• WRITTEN REQUEST:
Go through the data below. Pull out every line that has the word "Welfare".

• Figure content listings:
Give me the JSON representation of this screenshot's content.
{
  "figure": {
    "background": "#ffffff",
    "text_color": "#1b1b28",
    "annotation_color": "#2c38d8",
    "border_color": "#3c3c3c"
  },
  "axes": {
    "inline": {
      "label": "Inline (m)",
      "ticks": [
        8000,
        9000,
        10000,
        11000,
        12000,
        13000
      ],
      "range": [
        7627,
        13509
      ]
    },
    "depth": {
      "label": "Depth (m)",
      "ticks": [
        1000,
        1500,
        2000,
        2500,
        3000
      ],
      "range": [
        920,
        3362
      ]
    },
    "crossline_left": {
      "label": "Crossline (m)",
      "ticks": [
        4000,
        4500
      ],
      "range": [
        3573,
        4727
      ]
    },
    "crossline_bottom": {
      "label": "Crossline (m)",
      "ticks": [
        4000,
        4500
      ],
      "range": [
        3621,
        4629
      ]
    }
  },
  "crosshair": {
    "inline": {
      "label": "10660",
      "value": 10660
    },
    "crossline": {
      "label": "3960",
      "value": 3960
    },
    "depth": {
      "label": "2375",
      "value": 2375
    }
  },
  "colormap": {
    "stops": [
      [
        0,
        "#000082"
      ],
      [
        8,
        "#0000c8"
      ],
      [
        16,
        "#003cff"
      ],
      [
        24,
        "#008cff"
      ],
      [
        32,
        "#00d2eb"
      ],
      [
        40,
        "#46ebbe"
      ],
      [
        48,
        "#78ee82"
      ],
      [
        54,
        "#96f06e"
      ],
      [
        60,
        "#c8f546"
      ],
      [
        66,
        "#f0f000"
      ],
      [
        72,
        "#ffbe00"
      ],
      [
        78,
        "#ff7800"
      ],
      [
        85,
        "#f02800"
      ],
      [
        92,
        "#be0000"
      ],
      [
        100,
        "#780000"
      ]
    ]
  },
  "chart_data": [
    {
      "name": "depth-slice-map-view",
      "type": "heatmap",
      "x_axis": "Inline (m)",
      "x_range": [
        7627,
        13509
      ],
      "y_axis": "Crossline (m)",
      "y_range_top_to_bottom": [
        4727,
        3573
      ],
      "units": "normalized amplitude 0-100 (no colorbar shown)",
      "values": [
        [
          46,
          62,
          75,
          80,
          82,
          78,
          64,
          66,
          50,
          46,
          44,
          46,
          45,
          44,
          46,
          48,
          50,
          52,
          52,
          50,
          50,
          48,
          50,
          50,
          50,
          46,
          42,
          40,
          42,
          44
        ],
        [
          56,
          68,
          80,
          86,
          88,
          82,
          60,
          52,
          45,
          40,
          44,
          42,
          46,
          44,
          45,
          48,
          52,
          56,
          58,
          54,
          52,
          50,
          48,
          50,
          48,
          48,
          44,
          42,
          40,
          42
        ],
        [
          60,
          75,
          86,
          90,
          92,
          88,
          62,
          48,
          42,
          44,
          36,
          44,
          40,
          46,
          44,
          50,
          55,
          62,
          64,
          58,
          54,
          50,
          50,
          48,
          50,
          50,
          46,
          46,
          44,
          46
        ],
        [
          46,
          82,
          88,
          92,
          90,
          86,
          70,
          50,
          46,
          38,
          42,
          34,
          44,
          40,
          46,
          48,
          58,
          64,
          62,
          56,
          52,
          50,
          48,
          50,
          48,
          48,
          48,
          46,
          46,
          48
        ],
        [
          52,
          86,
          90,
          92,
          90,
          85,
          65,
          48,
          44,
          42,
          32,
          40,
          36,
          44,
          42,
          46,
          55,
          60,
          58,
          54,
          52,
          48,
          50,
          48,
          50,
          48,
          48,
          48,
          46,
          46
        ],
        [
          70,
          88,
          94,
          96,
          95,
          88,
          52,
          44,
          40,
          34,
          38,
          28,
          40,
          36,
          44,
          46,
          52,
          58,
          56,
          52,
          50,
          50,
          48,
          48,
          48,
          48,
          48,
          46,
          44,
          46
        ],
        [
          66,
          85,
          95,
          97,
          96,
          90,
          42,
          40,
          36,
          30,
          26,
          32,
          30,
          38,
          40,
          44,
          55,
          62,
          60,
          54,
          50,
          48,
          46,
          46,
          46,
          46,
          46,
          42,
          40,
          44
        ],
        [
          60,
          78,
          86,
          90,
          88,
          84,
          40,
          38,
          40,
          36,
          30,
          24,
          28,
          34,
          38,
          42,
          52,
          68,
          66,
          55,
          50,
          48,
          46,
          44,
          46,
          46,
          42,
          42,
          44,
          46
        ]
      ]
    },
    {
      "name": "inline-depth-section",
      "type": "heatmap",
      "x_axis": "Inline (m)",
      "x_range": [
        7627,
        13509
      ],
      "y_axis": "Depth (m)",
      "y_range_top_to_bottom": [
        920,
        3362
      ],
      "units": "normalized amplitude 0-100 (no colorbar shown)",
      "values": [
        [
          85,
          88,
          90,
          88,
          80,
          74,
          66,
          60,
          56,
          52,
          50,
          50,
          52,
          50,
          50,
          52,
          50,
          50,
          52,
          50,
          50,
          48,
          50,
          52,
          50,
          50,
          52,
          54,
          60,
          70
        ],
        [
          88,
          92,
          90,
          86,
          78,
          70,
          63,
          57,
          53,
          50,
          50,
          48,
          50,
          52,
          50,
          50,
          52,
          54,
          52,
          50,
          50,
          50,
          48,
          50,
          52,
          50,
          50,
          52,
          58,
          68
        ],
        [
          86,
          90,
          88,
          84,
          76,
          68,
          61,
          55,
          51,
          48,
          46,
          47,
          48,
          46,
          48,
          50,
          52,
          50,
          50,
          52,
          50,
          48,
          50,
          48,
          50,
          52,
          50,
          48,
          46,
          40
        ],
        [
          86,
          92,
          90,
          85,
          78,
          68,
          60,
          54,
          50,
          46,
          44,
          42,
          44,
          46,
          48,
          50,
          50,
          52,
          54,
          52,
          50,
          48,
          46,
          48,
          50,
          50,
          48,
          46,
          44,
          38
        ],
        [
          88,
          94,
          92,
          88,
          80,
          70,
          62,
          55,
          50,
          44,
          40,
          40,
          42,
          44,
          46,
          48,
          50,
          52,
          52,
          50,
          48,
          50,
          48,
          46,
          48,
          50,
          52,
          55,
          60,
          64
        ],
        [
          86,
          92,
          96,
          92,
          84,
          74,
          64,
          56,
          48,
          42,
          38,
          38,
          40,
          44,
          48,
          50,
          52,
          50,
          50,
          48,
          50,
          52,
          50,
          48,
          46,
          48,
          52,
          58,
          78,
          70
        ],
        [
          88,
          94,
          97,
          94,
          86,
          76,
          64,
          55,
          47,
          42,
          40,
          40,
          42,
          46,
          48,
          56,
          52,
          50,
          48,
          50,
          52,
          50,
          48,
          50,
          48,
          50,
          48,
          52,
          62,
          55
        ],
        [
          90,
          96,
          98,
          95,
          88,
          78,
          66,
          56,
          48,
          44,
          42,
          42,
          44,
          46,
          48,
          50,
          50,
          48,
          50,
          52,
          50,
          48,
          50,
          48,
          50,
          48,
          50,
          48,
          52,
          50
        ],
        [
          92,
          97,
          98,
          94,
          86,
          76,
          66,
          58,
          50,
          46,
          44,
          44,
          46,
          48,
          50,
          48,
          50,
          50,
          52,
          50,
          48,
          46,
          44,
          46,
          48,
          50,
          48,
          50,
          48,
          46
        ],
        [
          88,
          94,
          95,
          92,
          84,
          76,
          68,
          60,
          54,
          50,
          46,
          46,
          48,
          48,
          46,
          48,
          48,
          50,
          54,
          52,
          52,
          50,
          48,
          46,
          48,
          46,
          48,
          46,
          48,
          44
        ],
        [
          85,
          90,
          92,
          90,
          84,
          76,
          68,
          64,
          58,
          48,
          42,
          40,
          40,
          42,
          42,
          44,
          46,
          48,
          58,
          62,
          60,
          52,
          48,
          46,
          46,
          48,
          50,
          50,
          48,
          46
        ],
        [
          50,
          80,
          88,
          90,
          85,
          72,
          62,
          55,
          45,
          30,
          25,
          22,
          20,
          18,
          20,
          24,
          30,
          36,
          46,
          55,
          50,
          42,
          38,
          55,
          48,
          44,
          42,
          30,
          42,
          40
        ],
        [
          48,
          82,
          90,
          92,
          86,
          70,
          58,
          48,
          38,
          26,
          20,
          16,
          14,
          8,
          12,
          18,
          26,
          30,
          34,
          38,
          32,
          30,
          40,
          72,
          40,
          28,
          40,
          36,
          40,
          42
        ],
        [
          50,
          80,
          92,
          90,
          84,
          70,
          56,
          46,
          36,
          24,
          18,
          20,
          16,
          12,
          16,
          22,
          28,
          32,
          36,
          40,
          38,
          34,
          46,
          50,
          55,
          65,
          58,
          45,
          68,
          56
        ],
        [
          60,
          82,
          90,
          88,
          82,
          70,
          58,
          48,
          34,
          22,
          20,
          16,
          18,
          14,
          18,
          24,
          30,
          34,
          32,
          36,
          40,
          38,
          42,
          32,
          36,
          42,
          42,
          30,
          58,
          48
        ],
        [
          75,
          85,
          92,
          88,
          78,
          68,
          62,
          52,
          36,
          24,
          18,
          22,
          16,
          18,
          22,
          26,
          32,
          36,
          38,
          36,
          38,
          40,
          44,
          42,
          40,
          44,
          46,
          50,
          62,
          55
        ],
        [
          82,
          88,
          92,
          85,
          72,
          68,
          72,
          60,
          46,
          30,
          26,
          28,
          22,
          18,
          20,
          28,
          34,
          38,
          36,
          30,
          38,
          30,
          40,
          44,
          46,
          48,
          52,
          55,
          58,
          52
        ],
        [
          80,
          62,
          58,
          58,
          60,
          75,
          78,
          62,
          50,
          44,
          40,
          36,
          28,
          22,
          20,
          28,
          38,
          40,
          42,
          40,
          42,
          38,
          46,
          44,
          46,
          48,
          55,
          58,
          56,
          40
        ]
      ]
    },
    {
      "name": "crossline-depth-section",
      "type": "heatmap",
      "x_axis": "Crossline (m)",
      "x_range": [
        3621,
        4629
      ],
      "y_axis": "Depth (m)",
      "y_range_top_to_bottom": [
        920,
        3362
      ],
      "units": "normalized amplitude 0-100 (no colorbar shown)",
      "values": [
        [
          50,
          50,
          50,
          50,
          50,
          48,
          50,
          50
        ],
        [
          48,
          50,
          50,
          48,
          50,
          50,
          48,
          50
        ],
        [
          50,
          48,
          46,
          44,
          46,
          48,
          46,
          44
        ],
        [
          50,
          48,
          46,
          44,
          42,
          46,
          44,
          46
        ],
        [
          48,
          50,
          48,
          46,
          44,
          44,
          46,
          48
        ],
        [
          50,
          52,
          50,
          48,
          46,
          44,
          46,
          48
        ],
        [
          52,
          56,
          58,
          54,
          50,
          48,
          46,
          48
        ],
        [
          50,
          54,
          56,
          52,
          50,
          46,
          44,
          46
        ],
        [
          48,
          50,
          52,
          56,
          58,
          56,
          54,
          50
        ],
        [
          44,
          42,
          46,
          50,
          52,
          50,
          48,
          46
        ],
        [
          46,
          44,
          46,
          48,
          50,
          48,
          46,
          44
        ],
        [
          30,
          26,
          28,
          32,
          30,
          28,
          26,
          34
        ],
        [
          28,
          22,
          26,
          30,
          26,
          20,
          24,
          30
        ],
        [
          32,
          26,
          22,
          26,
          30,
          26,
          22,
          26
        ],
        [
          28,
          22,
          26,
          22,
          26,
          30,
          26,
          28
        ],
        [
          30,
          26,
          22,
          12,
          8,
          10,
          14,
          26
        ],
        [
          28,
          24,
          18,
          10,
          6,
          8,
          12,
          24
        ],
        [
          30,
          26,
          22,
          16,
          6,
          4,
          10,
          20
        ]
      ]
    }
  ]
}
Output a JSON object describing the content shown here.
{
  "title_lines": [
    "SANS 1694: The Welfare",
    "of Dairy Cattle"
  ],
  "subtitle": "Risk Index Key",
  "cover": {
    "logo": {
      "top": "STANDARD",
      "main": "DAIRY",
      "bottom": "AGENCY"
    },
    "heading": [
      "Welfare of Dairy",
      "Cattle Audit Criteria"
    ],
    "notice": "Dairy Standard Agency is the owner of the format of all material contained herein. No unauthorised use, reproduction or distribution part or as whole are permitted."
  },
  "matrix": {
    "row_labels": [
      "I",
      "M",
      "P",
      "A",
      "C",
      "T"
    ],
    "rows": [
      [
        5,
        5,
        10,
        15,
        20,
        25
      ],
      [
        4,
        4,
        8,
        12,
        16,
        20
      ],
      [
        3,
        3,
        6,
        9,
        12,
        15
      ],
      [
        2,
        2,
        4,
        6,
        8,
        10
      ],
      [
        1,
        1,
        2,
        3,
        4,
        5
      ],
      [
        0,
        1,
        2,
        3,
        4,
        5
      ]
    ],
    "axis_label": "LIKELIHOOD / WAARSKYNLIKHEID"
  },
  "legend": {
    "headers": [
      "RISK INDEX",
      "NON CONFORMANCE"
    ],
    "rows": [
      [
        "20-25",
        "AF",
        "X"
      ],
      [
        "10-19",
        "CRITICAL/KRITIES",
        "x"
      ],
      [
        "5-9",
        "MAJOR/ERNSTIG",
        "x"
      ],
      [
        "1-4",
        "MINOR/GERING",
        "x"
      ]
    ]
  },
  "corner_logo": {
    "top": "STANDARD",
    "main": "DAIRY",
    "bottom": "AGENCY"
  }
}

• RESULT OF THE EXERCISE:
    "SANS 1694: The Welfare",
      "Welfare of Dairy",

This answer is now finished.